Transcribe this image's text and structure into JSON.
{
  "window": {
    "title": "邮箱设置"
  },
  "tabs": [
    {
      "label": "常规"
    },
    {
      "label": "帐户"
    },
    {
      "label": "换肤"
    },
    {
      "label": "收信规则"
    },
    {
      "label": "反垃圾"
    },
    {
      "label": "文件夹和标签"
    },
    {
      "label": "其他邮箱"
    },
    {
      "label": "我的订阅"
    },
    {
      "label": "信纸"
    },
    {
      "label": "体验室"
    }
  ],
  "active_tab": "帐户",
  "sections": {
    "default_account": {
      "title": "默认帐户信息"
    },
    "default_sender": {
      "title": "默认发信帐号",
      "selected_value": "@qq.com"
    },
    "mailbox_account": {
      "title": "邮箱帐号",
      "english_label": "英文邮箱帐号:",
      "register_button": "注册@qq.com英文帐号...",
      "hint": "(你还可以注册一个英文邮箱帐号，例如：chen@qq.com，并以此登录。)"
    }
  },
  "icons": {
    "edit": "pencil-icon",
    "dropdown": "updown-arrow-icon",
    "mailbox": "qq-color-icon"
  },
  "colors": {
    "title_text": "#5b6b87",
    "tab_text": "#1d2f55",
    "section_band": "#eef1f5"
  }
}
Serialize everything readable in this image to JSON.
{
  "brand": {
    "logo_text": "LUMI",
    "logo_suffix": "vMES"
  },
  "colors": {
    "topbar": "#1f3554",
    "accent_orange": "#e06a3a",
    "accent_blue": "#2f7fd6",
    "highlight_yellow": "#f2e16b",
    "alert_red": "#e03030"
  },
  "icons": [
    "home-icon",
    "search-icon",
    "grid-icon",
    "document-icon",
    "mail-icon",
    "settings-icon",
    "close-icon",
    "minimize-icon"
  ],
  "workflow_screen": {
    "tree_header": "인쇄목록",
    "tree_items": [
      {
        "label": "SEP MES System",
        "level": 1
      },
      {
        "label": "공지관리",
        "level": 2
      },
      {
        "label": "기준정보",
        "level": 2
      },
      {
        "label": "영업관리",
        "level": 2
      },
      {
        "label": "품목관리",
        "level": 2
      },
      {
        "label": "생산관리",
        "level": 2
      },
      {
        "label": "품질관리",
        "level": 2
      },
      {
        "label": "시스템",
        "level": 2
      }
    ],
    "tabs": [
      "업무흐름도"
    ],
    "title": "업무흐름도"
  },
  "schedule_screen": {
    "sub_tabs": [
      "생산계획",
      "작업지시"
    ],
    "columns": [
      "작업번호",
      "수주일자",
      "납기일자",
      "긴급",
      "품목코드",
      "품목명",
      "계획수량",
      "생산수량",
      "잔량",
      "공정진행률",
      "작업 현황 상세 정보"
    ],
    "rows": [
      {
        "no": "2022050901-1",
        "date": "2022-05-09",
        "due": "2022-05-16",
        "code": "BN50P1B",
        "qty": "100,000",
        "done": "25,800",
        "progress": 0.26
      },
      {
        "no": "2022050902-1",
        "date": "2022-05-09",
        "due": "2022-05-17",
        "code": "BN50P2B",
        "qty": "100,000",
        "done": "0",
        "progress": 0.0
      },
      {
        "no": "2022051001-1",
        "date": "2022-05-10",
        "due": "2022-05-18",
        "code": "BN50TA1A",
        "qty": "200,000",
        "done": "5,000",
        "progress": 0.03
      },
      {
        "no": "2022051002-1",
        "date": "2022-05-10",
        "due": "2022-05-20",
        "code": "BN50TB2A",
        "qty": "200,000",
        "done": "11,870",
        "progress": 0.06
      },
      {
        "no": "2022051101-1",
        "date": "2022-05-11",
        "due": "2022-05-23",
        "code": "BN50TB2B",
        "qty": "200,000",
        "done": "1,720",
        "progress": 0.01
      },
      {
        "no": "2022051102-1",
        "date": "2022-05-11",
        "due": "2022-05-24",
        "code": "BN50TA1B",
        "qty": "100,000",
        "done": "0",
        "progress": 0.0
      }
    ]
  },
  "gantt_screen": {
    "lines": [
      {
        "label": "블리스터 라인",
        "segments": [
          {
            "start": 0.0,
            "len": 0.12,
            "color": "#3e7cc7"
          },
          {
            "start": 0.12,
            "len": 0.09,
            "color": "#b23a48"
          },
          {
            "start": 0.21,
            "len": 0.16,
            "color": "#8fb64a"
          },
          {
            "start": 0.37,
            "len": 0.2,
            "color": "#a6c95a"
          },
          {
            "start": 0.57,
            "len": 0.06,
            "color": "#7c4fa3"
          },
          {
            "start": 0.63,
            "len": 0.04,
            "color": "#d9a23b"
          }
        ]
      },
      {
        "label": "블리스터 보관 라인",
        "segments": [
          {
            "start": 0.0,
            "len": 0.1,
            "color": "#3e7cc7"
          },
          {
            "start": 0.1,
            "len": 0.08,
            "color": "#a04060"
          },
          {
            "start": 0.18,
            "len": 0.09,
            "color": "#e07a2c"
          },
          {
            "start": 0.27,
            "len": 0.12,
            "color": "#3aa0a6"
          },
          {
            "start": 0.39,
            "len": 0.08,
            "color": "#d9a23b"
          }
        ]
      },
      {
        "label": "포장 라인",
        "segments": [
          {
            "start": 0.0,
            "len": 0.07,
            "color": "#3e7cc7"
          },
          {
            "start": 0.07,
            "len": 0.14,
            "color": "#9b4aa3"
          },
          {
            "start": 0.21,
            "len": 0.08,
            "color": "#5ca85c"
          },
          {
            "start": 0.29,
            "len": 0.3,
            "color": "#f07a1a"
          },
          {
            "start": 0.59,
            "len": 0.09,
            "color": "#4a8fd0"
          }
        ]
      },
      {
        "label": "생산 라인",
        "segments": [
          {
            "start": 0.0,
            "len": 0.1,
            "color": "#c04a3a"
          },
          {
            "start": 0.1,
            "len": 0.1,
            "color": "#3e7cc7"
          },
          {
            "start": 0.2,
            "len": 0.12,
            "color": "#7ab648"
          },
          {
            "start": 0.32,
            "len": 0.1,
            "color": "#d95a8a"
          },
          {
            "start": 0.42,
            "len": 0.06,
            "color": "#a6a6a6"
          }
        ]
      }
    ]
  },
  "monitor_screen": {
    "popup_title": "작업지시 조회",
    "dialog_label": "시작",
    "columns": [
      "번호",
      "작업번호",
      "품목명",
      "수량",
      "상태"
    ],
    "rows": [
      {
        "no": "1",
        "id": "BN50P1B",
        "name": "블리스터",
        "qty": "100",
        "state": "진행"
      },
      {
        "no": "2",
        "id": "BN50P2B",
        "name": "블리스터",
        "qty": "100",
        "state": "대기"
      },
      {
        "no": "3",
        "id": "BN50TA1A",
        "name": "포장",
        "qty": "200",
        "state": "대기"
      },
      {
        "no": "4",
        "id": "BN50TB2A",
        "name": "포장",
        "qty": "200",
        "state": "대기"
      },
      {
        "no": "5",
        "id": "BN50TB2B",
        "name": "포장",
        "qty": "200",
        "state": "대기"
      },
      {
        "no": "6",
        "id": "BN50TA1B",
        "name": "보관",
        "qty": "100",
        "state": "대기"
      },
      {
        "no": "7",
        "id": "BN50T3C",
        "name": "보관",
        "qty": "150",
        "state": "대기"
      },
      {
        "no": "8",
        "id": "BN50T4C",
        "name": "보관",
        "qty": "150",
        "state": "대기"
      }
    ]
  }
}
=-=-=-=-=
=== GOAL ===
Extract the data exactly as given.

=== ANSWER ===
Transcribe this image's text and structure into JSON.
{
  "window": {
    "title": "邮箱设置"
  },
  "tabs": [
    {
      "label": "常规"
    },
    {
      "label": "帐户"
    },
    {
      "label": "换肤"
    },
    {
      "label": "收信规则"
    },
    {
      "label": "反垃圾"
    },
    {
      "label": "文件夹和标签"
    },
    {
      "label": "其他邮箱"
    },
    {
      "label": "我的订阅"
    },
    {
      "label": "信纸"
    },
    {
      "label": "体验室"
    }
  ],
  "active_tab": "帐户",
  "sections": {
    "default_account": {
      "title": "默认帐户信息"
    },
    "default_sender": {
      "title": "默认发信帐号",
      "selected_value": "@qq.com"
    },
    "mailbox_account": {
      "title": "邮箱帐号",
      "english_label": "英文邮箱帐号:",
      "register_button": "注册@qq.com英文帐号...",
      "hint": "(你还可以注册一个英文邮箱帐号，例如：chen@qq.com，并以此登录。)"
    }
  },
  "icons": {
    "edit": "pencil-icon",
    "dropdown": "updown-arrow-icon",
    "mailbox": "qq-color-icon"
  },
  "colors": {
    "title_text": "#5b6b87",
    "tab_text": "#1d2f55",
    "section_band": "#eef1f5"
  }
}
Serialize everything readable in this image to JSON.
{
  "brand": {
    "logo_text": "LUMI",
    "logo_suffix": "vMES"
  },
  "colors": {
    "topbar": "#1f3554",
    "accent_orange": "#e06a3a",
    "accent_blue": "#2f7fd6",
    "highlight_yellow": "#f2e16b",
    "alert_red": "#e03030"
  },
  "icons": [
    "home-icon",
    "search-icon",
    "grid-icon",
    "document-icon",
    "mail-icon",
    "settings-icon",
    "close-icon",
    "minimize-icon"
  ],
  "workflow_screen": {
    "tree_header": "인쇄목록",
    "tree_items": [
      {
        "label": "SEP MES System",
        "level": 1
      },
      {
        "label": "공지관리",
        "level": 2
      },
      {
        "label": "기준정보",
        "level": 2
      },
      {
        "label": "영업관리",
        "level": 2
      },
      {
        "label": "품목관리",
        "level": 2
      },
      {
        "label": "생산관리",
        "level": 2
      },
      {
        "label": "품질관리",
        "level": 2
      },
      {
        "label": "시스템",
        "level": 2
      }
    ],
    "tabs": [
      "업무흐름도"
    ],
    "title": "업무흐름도"
  },
  "schedule_screen": {
    "sub_tabs": [
      "생산계획",
      "작업지시"
    ],
    "columns": [
      "작업번호",
      "수주일자",
      "납기일자",
      "긴급",
      "품목코드",
      "품목명",
      "계획수량",
      "생산수량",
      "잔량",
      "공정진행률",
      "작업 현황 상세 정보"
    ],
    "rows": [
      {
        "no": "2022050901-1",
        "date": "2022-05-09",
        "due": "2022-05-16",
        "code": "BN50P1B",
        "qty": "100,000",
        "done": "25,800",
        "progress": 0.26
      },
      {
        "no": "2022050902-1",
        "date": "2022-05-09",
        "due": "2022-05-17",
        "code": "BN50P2B",
        "qty": "100,000",
        "done": "0",
        "progress": 0.0
      },
      {
        "no": "2022051001-1",
        "date": "2022-05-10",
        "due": "2022-05-18",
        "code": "BN50TA1A",
        "qty": "200,000",
        "done": "5,000",
        "progress": 0.03
      },
      {
        "no": "2022051002-1",
        "date": "2022-05-10",
        "due": "2022-05-20",
        "code": "BN50TB2A",
        "qty": "200,000",
        "done": "11,870",
        "progress": 0.06
      },
      {
        "no": "2022051101-1",
        "date": "2022-05-11",
        "due": "2022-05-23",
        "code": "BN50TB2B",
        "qty": "200,000",
        "done": "1,720",
        "progress": 0.01
      },
      {
        "no": "2022051102-1",
        "date": "2022-05-11",
        "due": "2022-05-24",
        "code": "BN50TA1B",
        "qty": "100,000",
        "done": "0",
        "progress": 0.0
      }
    ]
  },
  "gantt_screen": {
    "lines": [
      {
        "label": "블리스터 라인",
        "segments": [
          {
            "start": 0.0,
            "len": 0.12,
            "color": "#3e7cc7"
          },
          {
            "start": 0.12,
            "len": 0.09,
            "color": "#b23a48"
          },
          {
            "start": 0.21,
            "len": 0.16,
            "color": "#8fb64a"
          },
          {
            "start": 0.37,
            "len": 0.2,
            "color": "#a6c95a"
          },
          {
            "start": 0.57,
            "len": 0.06,
            "color": "#7c4fa3"
          },
          {
            "start": 0.63,
            "len": 0.04,
            "color": "#d9a23b"
          }
        ]
      },
      {
        "label": "블리스터 보관 라인",
        "segments": [
          {
            "start": 0.0,
            "len": 0.1,
            "color": "#3e7cc7"
          },
          {
            "start": 0.1,
            "len": 0.08,
            "color": "#a04060"
          },
          {
            "start": 0.18,
            "len": 0.09,
            "color": "#e07a2c"
          },
          {
            "start": 0.27,
            "len": 0.12,
            "color": "#3aa0a6"
          },
          {
            "start": 0.39,
            "len": 0.08,
            "color": "#d9a23b"
          }
        ]
      },
      {
        "label": "포장 라인",
        "segments": [
          {
            "start": 0.0,
            "len": 0.07,
            "color": "#3e7cc7"
          },
          {
            "start": 0.07,
            "len": 0.14,
            "color": "#9b4aa3"
          },
          {
            "start": 0.21,
            "len": 0.08,
            "color": "#5ca85c"
          },
          {
            "start": 0.29,
            "len": 0.3,
            "color": "#f07a1a"
          },
          {
            "start": 0.59,
            "len": 0.09,
            "color": "#4a8fd0"
          }
        ]
      },
      {
        "label": "생산 라인",
        "segments": [
          {
            "start": 0.0,
            "len": 0.1,
            "color": "#c04a3a"
          },
          {
            "start": 0.1,
            "len": 0.1,
            "color": "#3e7cc7"
          },
          {
            "start": 0.2,
            "len": 0.12,
            "color": "#7ab648"
          },
          {
            "start": 0.32,
            "len": 0.1,
            "color": "#d95a8a"
          },
          {
            "start": 0.42,
            "len": 0.06,
            "color": "#a6a6a6"
          }
        ]
      }
    ]
  },
  "monitor_screen": {
    "popup_title": "작업지시 조회",
    "dialog_label": "시작",
    "columns": [
      "번호",
      "작업번호",
      "품목명",
      "수량",
      "상태"
    ],
    "rows": [
      {
        "no": "1",
        "id": "BN50P1B",
        "name": "블리스터",
        "qty": "100",
        "state": "진행"
      },
      {
        "no": "2",
        "id": "BN50P2B",
        "name": "블리스터",
        "qty": "100",
        "state": "대기"
      },
      {
        "no": "3",
        "id": "BN50TA1A",
        "name": "포장",
        "qty": "200",
        "state": "대기"
      },
      {
        "no": "4",
        "id": "BN50TB2A",
        "name": "포장",
        "qty": "200",
        "state": "대기"
      },
      {
        "no": "5",
        "id": "BN50TB2B",
        "name": "포장",
        "qty": "200",
        "state": "대기"
      },
      {
        "no": "6",
        "id": "BN50TA1B",
        "name": "보관",
        "qty": "100",
        "state": "대기"
      },
      {
        "no": "7",
        "id": "BN50T3C",
        "name": "보관",
        "qty": "150",
        "state": "대기"
      },
      {
        "no": "8",
        "id": "BN50T4C",
        "name": "보관",
        "qty": "150",
        "state": "대기"
      }
    ]
  }
}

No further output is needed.